------ Data rows

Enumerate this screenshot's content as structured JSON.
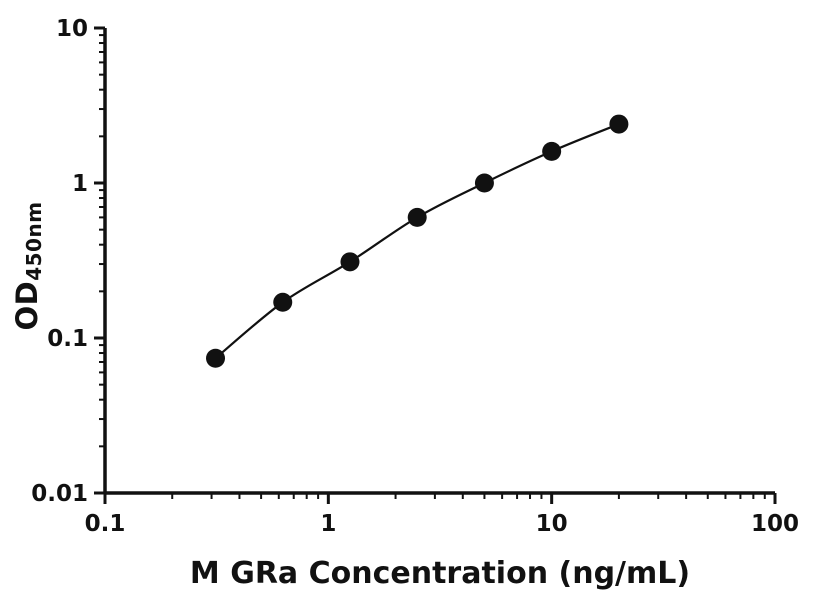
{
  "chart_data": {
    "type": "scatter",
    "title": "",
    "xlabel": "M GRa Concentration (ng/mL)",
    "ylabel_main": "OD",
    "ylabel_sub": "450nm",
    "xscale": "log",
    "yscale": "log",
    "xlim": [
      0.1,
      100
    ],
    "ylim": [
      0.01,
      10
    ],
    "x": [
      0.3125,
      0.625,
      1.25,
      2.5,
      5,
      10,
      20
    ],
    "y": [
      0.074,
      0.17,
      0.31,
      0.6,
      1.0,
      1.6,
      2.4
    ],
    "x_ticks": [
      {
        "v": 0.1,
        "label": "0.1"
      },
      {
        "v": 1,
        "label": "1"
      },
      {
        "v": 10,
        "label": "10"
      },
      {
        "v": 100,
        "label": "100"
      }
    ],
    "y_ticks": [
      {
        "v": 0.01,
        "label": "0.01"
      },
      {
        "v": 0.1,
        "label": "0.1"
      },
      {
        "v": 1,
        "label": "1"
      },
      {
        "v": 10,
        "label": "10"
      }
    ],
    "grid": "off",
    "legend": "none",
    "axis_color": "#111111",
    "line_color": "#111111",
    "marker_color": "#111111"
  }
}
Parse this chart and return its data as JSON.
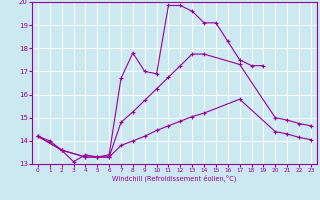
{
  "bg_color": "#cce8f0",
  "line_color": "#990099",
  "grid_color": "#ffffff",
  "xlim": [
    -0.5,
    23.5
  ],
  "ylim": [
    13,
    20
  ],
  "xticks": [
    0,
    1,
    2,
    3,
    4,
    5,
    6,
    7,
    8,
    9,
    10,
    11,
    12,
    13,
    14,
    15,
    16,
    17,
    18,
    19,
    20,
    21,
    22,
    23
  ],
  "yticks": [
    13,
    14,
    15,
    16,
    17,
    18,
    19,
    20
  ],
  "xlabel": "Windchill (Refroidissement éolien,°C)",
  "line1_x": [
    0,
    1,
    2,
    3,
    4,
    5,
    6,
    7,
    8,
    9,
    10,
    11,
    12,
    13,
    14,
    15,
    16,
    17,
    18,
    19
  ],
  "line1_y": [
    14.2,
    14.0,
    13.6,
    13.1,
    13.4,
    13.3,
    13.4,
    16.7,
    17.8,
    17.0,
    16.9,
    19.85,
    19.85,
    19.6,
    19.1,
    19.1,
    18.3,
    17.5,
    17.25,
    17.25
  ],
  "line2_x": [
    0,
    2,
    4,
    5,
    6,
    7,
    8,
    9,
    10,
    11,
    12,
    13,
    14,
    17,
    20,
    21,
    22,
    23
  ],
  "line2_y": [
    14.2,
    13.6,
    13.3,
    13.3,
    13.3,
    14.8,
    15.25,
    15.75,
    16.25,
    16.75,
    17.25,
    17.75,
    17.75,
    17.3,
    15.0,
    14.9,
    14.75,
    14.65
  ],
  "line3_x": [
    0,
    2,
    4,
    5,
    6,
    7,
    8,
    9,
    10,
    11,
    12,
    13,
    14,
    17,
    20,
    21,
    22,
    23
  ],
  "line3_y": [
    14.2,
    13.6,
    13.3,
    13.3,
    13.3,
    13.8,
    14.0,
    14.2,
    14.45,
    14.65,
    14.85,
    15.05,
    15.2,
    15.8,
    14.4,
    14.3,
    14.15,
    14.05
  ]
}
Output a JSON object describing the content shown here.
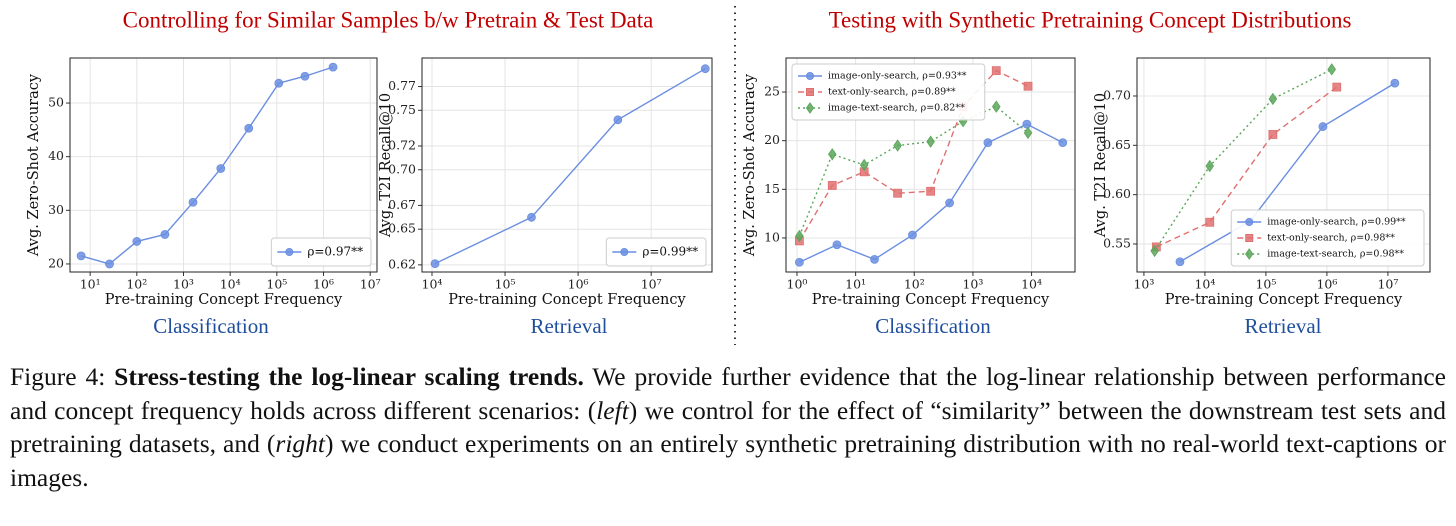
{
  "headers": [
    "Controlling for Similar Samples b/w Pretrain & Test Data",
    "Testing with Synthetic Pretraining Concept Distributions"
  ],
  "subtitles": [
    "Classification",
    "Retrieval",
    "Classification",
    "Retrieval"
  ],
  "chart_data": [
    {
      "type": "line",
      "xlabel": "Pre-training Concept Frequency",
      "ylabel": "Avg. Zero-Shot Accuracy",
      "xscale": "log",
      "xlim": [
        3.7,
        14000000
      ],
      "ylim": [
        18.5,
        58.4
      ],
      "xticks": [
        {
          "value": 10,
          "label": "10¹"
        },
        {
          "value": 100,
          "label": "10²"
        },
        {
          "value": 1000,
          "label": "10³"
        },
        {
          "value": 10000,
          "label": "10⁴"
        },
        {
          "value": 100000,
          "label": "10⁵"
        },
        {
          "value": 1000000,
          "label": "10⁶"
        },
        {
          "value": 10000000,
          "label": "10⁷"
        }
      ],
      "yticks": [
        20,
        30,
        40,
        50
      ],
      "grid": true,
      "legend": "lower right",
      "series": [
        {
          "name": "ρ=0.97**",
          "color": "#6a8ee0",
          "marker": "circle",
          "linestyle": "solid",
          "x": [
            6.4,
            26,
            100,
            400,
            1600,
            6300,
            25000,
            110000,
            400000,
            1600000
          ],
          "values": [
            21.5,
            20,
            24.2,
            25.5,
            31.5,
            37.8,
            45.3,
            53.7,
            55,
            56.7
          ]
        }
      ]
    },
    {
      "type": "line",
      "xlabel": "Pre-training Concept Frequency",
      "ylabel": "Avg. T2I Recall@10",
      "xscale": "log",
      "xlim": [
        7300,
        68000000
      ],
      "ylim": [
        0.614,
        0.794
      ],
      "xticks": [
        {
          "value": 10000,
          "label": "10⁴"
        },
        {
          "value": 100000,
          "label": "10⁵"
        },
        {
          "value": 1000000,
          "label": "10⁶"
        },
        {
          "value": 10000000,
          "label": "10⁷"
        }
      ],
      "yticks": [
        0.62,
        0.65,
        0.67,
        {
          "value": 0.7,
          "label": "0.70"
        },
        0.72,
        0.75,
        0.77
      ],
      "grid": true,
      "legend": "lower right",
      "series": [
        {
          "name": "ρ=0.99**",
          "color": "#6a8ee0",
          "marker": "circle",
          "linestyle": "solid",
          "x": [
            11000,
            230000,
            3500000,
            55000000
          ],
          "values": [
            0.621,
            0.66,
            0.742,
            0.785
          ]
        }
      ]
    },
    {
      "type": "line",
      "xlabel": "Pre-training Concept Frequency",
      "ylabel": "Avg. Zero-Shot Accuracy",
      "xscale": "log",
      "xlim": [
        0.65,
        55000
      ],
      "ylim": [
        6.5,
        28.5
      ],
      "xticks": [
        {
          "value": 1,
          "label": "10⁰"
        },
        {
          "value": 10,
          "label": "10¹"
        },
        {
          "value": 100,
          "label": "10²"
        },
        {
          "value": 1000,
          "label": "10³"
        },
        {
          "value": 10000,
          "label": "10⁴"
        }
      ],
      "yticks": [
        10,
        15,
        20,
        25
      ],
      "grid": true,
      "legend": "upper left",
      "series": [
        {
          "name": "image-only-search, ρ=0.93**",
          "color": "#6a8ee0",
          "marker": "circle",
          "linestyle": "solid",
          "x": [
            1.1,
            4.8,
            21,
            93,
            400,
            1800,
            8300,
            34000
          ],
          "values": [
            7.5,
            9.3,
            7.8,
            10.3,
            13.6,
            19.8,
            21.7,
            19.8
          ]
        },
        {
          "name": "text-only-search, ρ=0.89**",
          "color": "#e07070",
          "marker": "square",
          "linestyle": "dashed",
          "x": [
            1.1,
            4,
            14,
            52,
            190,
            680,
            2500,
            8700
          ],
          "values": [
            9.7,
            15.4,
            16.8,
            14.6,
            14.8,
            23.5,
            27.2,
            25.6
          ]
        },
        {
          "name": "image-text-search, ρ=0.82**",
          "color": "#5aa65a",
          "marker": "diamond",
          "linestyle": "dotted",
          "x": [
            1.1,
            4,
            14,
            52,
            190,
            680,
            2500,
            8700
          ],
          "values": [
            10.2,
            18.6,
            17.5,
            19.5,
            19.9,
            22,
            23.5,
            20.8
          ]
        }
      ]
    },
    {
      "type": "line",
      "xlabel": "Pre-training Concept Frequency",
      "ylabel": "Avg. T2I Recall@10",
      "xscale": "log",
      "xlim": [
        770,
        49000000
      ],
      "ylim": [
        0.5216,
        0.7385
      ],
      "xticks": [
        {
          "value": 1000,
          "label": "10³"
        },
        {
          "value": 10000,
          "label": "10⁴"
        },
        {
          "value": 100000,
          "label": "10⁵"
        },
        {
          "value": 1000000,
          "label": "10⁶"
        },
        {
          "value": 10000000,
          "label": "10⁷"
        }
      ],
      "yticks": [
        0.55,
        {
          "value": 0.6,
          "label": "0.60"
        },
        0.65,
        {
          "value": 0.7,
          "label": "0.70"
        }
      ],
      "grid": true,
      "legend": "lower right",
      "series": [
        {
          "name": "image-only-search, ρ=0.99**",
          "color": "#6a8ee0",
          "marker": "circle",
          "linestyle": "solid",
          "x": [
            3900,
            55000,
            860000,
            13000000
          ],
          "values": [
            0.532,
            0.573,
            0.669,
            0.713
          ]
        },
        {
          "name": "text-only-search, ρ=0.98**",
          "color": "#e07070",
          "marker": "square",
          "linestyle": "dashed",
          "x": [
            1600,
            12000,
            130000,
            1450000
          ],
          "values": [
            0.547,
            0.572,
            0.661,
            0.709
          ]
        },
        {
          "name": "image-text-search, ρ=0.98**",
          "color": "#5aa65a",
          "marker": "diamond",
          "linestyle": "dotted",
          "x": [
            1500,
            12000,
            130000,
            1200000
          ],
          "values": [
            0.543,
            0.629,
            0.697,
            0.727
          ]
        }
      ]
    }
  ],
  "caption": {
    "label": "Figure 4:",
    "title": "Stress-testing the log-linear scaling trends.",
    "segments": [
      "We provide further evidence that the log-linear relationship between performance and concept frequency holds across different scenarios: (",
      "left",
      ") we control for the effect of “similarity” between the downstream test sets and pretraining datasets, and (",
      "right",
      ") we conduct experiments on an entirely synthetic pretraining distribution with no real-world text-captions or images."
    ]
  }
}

------------

▸ **Required work**
Write down every line of the data above that includes the string "JSON".

▸ **Solution**
Enumerate this screenshot's content as structured JSON.
Parse this chart and return its data as JSON.
Output a JSON object describing the content shown here.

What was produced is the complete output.